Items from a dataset
- - -

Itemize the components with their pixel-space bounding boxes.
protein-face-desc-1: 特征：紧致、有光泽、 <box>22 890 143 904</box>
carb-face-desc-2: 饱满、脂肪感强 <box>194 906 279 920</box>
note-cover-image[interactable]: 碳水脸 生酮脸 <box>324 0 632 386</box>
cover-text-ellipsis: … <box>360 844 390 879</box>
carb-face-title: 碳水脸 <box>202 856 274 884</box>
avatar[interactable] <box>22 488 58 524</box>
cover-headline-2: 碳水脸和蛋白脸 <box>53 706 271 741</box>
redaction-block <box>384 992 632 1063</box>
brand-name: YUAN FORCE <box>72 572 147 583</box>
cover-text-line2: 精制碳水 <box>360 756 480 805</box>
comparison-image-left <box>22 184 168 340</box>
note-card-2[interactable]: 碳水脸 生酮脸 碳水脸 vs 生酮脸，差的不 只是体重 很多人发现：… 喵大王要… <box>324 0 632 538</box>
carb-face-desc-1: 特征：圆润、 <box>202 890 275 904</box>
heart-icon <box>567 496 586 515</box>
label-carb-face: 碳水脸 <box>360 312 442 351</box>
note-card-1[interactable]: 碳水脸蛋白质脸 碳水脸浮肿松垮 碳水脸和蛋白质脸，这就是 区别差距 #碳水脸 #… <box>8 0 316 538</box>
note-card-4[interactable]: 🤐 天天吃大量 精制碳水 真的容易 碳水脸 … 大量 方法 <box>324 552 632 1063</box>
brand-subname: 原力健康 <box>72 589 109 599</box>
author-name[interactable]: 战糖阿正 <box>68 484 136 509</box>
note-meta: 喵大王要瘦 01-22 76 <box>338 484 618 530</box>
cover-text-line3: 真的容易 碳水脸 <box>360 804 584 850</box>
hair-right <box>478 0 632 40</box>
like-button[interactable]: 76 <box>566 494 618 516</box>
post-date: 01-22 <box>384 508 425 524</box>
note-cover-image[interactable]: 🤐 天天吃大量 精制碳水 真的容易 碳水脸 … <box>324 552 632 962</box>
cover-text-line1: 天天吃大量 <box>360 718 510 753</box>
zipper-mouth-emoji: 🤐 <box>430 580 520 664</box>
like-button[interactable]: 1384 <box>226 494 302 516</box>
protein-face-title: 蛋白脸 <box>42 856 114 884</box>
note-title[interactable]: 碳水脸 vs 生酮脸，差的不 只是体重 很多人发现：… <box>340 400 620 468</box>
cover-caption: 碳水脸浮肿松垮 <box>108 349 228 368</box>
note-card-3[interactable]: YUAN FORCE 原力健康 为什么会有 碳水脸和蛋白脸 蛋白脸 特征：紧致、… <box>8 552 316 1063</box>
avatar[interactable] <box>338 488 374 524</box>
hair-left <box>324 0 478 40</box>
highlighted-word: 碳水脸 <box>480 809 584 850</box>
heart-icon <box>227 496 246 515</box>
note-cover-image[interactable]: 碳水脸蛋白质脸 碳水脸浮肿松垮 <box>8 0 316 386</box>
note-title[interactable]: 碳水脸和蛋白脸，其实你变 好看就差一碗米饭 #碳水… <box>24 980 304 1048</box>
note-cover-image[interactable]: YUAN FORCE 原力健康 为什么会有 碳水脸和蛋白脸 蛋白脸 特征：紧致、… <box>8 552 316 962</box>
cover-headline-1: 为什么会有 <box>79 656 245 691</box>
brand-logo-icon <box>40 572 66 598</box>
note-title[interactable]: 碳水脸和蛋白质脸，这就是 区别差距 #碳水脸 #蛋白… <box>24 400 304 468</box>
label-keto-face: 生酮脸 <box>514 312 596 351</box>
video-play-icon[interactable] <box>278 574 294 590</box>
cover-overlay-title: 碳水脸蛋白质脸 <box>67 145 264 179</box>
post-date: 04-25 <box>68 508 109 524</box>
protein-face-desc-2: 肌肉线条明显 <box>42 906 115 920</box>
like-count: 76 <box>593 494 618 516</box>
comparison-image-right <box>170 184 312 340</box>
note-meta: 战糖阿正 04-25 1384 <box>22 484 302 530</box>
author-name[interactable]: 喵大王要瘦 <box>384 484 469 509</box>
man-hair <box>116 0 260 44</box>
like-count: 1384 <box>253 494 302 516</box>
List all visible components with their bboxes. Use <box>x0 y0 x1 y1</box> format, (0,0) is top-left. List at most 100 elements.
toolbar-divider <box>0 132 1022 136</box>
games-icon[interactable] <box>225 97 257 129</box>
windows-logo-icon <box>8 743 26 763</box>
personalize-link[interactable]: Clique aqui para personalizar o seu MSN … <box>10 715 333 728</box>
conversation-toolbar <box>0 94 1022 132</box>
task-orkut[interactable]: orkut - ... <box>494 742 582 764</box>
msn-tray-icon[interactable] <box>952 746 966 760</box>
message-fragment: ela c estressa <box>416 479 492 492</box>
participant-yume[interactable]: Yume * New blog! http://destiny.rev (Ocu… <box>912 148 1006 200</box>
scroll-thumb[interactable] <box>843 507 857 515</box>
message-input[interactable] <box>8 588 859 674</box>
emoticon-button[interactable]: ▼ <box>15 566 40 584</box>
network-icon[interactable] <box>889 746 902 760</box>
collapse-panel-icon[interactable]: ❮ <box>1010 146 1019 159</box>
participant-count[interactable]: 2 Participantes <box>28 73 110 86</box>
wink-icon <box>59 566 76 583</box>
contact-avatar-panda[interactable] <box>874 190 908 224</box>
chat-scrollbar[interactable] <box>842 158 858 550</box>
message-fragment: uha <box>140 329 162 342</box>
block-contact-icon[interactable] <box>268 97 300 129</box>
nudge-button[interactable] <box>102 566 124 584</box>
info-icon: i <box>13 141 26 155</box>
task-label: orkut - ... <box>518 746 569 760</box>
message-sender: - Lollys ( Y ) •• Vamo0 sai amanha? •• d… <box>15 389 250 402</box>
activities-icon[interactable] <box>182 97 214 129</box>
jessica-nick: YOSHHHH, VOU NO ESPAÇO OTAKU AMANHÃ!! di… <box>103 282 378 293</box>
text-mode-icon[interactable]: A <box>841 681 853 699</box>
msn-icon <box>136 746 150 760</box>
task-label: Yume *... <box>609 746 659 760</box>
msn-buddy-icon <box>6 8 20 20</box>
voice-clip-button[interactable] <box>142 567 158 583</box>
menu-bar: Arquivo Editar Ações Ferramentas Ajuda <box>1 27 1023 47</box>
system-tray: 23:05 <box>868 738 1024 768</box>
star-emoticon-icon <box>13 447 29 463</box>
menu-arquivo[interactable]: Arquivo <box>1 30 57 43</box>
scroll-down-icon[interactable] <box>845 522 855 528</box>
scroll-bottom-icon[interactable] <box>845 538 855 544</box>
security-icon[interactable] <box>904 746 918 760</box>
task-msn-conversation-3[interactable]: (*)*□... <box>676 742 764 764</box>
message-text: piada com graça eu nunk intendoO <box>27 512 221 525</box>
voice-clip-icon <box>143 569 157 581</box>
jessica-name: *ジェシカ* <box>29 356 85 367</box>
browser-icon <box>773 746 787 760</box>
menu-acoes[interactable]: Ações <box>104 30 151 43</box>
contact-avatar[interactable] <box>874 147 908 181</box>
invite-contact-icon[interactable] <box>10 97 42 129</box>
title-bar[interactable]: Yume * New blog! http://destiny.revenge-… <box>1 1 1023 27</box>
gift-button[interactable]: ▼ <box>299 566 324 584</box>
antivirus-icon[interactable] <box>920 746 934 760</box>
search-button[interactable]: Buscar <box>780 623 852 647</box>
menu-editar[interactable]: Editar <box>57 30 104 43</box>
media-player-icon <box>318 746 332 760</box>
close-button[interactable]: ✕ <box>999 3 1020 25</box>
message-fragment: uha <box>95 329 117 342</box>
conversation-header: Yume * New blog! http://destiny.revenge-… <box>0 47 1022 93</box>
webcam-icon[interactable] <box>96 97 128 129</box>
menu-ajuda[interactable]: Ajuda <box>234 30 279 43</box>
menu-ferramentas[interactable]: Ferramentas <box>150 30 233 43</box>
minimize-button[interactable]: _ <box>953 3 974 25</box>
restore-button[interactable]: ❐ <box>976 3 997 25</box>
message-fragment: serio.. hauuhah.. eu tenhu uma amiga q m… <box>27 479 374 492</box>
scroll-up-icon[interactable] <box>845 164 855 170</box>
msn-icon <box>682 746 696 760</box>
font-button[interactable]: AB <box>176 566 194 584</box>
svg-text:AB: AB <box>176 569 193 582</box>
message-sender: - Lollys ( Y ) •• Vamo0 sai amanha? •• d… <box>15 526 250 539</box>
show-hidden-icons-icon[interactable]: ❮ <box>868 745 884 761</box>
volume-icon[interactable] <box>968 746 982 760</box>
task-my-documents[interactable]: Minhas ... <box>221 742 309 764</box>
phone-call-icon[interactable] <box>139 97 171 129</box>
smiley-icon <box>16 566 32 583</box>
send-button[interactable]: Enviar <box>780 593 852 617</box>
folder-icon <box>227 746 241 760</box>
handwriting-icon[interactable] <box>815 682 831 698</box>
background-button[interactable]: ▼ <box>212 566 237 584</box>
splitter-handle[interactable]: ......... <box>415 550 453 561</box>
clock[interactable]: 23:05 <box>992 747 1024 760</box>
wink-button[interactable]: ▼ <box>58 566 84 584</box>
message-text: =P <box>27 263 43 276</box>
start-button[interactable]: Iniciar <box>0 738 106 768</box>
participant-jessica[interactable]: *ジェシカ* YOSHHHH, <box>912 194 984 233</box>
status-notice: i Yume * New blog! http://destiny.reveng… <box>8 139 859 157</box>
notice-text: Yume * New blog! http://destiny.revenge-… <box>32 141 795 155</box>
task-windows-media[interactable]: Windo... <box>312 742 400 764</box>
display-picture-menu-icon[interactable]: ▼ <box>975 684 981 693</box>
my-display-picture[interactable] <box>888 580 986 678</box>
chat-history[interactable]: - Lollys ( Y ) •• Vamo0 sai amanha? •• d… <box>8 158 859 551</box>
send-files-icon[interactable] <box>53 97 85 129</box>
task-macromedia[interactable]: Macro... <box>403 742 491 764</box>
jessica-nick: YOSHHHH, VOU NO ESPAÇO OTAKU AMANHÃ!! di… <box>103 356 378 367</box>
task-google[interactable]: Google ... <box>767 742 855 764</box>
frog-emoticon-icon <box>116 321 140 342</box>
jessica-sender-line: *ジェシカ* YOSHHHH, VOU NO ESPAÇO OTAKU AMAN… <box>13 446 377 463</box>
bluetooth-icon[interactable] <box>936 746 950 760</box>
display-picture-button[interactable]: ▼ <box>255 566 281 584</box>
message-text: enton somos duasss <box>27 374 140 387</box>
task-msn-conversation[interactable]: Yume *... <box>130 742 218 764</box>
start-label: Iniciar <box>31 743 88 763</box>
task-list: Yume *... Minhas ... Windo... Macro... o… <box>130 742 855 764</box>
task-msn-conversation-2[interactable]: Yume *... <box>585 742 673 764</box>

- - -

== What is expected ==
Copy all lines above containing the string "logo".

== Solved exercise ==
brand-logo-icon <box>40 572 66 598</box>
windows-logo-icon <box>8 743 26 763</box>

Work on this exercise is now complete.